• **Tugas Latihan**:
Lanjutkan berita tentang melambatnya pertumbuhan simpanan masyarakat di perbankan, mulai setelah kalimat terakhirnya.

• **Bagian Dokumen**:
* * *
Bisnis.com, JAKARTA - Simpanan masyarakat di perbankan atau dana pihak ketiga (DPK) terus mengalami perlambatan hingga paruh pertama tahun ini.
Pada Januari 2023, pertumbuhan simpanan di bank mencapai 8,5 persen yoy, tetapi melambat menjadi 8,18 persen pada Februari 2023.
Bulan berikutnya, pertumbuhan tabungan, giro, dan deposito menjadi 7 persen, lalu kembali melambat menjadi 6,82 persen pada April 2023.
Tren penurunan ini berlanjut pada bulan-bulan berikutnya, yaitu 6,53 persen yoy pada Mei 2023 dan akhirnya merosot menjadi 5,79 persen pada Juni 2023.
Ketua Dewan Komisioner Lembaga Penjamin Simpanan (LPS) Purbaya Yudhi Sadewa menilai perlambatan ini adalah suatu yang wajar, di mana ini bukan pertanda buruk bagi ekonomi Indonesia.
* * *
• **Cuplikan Data**:
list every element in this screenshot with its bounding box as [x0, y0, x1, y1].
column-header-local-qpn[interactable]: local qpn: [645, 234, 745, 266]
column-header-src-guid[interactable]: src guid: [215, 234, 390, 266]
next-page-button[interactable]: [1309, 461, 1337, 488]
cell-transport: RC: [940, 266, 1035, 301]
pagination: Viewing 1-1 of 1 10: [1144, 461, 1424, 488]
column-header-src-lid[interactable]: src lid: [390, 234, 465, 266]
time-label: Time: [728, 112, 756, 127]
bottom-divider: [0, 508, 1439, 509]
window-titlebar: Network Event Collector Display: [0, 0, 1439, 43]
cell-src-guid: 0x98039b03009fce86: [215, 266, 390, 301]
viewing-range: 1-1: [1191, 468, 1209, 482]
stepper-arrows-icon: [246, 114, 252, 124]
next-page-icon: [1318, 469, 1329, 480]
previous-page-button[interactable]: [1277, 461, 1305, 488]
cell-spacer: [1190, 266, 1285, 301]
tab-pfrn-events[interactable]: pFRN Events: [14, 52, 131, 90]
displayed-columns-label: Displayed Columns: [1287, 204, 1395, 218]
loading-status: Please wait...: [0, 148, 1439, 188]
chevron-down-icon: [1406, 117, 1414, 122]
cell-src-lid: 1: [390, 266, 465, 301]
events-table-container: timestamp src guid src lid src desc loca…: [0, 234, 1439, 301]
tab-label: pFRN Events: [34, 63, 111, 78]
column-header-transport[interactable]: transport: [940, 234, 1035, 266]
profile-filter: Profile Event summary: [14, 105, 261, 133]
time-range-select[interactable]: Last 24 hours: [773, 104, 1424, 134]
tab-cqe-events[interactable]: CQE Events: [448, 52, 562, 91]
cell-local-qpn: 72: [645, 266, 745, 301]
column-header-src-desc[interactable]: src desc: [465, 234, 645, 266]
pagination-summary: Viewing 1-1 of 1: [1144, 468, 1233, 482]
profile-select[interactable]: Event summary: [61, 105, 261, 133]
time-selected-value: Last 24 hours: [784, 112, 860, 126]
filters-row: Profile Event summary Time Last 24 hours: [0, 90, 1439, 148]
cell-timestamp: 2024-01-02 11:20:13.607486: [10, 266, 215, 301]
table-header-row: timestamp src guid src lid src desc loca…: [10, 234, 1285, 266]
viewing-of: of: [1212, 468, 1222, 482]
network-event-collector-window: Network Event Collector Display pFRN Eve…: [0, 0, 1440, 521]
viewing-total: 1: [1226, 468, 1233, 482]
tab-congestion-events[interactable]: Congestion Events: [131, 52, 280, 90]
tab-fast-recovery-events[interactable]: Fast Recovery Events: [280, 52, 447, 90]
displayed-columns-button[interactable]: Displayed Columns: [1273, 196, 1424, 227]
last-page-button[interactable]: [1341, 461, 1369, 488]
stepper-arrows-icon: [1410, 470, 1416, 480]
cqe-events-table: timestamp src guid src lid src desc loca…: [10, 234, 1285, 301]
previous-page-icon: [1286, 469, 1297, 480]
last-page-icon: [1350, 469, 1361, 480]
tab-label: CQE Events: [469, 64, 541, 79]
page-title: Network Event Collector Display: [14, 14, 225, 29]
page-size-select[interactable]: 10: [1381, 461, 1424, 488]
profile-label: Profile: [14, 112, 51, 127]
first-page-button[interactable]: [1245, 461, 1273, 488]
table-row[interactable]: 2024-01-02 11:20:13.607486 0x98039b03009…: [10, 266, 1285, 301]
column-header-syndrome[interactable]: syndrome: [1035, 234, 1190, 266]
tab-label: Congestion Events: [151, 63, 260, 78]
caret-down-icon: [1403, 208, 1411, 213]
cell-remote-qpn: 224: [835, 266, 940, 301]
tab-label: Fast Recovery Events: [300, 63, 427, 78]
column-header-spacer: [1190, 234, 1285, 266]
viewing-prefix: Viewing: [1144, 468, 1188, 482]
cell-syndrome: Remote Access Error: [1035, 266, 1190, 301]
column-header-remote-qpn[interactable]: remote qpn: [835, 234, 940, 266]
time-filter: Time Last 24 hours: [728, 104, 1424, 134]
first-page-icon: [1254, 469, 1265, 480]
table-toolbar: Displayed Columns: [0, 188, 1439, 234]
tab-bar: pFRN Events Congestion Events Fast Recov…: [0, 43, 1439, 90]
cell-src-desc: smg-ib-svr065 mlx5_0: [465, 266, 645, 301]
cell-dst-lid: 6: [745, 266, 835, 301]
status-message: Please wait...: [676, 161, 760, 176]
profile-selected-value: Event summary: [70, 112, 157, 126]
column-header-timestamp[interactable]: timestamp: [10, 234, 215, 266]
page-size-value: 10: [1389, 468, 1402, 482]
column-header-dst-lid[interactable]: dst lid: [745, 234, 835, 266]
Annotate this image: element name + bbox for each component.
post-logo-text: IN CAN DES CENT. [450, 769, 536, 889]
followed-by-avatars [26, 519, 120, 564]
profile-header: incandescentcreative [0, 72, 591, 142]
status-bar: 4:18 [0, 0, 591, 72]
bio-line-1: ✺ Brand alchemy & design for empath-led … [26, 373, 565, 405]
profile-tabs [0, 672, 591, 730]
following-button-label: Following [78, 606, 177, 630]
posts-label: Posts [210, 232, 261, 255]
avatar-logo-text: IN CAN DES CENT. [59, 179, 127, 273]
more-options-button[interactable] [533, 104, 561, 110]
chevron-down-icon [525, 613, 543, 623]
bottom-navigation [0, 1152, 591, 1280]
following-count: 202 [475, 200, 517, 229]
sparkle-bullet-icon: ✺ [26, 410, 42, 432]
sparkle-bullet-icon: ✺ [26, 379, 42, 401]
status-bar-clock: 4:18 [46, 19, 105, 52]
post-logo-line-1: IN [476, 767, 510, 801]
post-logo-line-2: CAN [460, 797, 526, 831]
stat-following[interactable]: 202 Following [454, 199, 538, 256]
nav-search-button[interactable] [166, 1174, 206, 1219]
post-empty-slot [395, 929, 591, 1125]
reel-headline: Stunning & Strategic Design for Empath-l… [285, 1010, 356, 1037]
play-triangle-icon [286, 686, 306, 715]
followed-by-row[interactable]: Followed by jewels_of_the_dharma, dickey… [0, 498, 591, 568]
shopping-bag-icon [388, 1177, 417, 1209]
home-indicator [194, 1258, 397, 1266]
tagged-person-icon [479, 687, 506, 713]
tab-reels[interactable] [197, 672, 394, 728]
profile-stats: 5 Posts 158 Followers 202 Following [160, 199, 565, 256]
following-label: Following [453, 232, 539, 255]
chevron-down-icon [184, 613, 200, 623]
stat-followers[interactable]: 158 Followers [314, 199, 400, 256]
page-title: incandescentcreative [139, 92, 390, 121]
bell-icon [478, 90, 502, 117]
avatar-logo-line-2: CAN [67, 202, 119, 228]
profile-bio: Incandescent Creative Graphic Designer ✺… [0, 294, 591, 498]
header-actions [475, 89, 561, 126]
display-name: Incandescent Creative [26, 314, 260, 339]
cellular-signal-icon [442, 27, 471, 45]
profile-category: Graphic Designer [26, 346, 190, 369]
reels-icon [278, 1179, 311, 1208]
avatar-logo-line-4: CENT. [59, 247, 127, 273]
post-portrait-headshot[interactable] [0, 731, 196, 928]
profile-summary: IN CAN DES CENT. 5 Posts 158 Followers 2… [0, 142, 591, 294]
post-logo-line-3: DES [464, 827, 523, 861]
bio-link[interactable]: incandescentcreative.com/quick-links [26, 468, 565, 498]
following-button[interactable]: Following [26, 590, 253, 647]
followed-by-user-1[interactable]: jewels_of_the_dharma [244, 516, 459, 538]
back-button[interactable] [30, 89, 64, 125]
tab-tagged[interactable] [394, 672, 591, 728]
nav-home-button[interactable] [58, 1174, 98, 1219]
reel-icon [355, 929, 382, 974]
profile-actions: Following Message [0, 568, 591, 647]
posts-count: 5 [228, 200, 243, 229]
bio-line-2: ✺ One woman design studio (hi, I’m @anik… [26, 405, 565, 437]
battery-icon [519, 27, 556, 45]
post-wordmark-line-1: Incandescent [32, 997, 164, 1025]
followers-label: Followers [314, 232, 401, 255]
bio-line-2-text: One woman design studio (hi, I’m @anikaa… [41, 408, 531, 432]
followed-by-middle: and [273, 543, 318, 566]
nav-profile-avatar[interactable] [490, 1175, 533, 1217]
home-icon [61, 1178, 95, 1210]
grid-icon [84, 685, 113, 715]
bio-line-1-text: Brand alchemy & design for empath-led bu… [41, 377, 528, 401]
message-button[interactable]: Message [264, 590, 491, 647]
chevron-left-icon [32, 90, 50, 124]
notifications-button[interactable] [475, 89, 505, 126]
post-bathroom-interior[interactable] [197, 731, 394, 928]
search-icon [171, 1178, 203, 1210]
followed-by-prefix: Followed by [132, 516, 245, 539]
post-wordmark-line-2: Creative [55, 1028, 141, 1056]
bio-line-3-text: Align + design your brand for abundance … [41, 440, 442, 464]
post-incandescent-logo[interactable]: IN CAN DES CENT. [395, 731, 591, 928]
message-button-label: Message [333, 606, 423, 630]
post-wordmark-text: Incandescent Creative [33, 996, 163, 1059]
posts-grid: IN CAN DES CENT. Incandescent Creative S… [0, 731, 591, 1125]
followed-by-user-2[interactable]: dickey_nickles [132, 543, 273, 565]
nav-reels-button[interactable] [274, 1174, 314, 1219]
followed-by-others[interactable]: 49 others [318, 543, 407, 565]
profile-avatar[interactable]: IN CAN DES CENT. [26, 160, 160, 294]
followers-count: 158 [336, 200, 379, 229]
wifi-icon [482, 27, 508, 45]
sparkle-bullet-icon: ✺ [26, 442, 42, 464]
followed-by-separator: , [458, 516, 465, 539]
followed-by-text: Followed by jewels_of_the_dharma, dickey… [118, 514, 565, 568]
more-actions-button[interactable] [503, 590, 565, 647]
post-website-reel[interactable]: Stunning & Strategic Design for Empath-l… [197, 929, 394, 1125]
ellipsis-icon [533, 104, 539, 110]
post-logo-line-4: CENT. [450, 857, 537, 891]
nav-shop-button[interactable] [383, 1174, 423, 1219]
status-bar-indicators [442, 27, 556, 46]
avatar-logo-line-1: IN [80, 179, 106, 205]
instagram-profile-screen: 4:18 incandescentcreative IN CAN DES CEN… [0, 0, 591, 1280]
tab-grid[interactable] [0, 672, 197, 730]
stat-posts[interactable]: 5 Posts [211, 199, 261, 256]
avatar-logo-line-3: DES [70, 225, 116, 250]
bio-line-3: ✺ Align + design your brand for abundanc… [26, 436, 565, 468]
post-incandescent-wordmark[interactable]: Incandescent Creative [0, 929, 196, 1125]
* * *
• **Hasil Tugas**:
Dia menyebut penurunan ini bisa menjadi tanda masyarakat mungkin lebih cenderung untuk berbelanja atau mengalihkan dana mereka ke bentuk investasi atau pengeluaran lainnya daripada menyimpannya di perbankan.
"Ini mungkin suatu proses pengembalian ke level yang normal. Dulu kan sebelum krisis kan di 6 persenan [DPK]. Sekarang mungkin bergerak ke arah sana. Mungkin biasanya ada overshoot, nanti stabil lagi. Tapi ini tidak menggambarkan keadaan memburuk. Mungkin sebaliknya sebagian orang lagi belanja," katanya pada Senin (14/8/2023).
Hal ini tercermin, lantaran dirinya mencatat pertumbuhan dana di bawah Rp100 juta meningkat, sedangkan dana di atas Rp100 juta cenderung menurun karena digunakan untuk belanja. Purbaya melihat ada dampak positifnya adalah adanya multiplier effect yang menguntungkan kalangan yang berpendapatan lebih rendah.
“Jadi belanja, mulai ada multiplier effect ke kalangan yang bawah. Kalau seperti itu yang terjadi maka ada yang positif. Walaupun kita akan mengetahui dalam waktu ke depan apa yang menyebabkan pertumbuhan [DPK] cenderung melambat,” kata Purbaya.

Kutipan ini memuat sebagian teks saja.